* begin Data for this task *

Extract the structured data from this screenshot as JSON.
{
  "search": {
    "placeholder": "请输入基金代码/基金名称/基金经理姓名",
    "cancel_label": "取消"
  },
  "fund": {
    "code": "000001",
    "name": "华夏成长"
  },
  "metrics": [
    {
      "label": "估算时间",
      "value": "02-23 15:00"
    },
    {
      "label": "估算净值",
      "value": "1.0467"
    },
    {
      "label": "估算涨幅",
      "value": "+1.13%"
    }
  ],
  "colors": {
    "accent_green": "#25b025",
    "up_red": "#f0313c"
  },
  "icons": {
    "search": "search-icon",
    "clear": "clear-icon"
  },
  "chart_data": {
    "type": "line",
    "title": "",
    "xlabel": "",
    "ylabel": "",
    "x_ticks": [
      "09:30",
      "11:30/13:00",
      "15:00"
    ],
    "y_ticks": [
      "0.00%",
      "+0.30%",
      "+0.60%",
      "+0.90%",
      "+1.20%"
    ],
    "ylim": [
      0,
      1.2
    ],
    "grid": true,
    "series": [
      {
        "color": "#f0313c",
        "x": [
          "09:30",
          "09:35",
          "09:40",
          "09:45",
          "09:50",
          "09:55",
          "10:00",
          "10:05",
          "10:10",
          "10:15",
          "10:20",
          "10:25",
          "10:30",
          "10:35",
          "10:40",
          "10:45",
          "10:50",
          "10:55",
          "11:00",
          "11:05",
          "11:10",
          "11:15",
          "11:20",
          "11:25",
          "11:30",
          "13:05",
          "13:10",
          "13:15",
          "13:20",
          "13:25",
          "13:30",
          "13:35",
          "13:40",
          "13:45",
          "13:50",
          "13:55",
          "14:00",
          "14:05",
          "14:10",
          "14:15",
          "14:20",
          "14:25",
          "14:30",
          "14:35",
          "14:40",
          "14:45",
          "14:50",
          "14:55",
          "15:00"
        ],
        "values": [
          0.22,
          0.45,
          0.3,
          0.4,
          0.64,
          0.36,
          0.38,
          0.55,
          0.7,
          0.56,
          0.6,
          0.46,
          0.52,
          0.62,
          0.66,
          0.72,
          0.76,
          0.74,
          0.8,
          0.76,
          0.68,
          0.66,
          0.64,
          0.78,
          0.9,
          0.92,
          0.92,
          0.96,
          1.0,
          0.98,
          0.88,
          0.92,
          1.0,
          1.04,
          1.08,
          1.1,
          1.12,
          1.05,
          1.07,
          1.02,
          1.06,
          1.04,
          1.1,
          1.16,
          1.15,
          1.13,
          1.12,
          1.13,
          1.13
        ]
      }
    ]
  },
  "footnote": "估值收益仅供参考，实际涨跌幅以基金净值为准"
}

* end Data for this task *

## Problem to solve
Recopy the whole listing exactly.

## Output
Extract the structured data from this screenshot as JSON.
{
  "search": {
    "placeholder": "请输入基金代码/基金名称/基金经理姓名",
    "cancel_label": "取消"
  },
  "fund": {
    "code": "000001",
    "name": "华夏成长"
  },
  "metrics": [
    {
      "label": "估算时间",
      "value": "02-23 15:00"
    },
    {
      "label": "估算净值",
      "value": "1.0467"
    },
    {
      "label": "估算涨幅",
      "value": "+1.13%"
    }
  ],
  "colors": {
    "accent_green": "#25b025",
    "up_red": "#f0313c"
  },
  "icons": {
    "search": "search-icon",
    "clear": "clear-icon"
  },
  "chart_data": {
    "type": "line",
    "title": "",
    "xlabel": "",
    "ylabel": "",
    "x_ticks": [
      "09:30",
      "11:30/13:00",
      "15:00"
    ],
    "y_ticks": [
      "0.00%",
      "+0.30%",
      "+0.60%",
      "+0.90%",
      "+1.20%"
    ],
    "ylim": [
      0,
      1.2
    ],
    "grid": true,
    "series": [
      {
        "color": "#f0313c",
        "x": [
          "09:30",
          "09:35",
          "09:40",
          "09:45",
          "09:50",
          "09:55",
          "10:00",
          "10:05",
          "10:10",
          "10:15",
          "10:20",
          "10:25",
          "10:30",
          "10:35",
          "10:40",
          "10:45",
          "10:50",
          "10:55",
          "11:00",
          "11:05",
          "11:10",
          "11:15",
          "11:20",
          "11:25",
          "11:30",
          "13:05",
          "13:10",
          "13:15",
          "13:20",
          "13:25",
          "13:30",
          "13:35",
          "13:40",
          "13:45",
          "13:50",
          "13:55",
          "14:00",
          "14:05",
          "14:10",
          "14:15",
          "14:20",
          "14:25",
          "14:30",
          "14:35",
          "14:40",
          "14:45",
          "14:50",
          "14:55",
          "15:00"
        ],
        "values": [
          0.22,
          0.45,
          0.3,
          0.4,
          0.64,
          0.36,
          0.38,
          0.55,
          0.7,
          0.56,
          0.6,
          0.46,
          0.52,
          0.62,
          0.66,
          0.72,
          0.76,
          0.74,
          0.8,
          0.76,
          0.68,
          0.66,
          0.64,
          0.78,
          0.9,
          0.92,
          0.92,
          0.96,
          1.0,
          0.98,
          0.88,
          0.92,
          1.0,
          1.04,
          1.08,
          1.1,
          1.12,
          1.05,
          1.07,
          1.02,
          1.06,
          1.04,
          1.1,
          1.16,
          1.15,
          1.13,
          1.12,
          1.13,
          1.13
        ]
      }
    ]
  },
  "footnote": "估值收益仅供参考，实际涨跌幅以基金净值为准"
}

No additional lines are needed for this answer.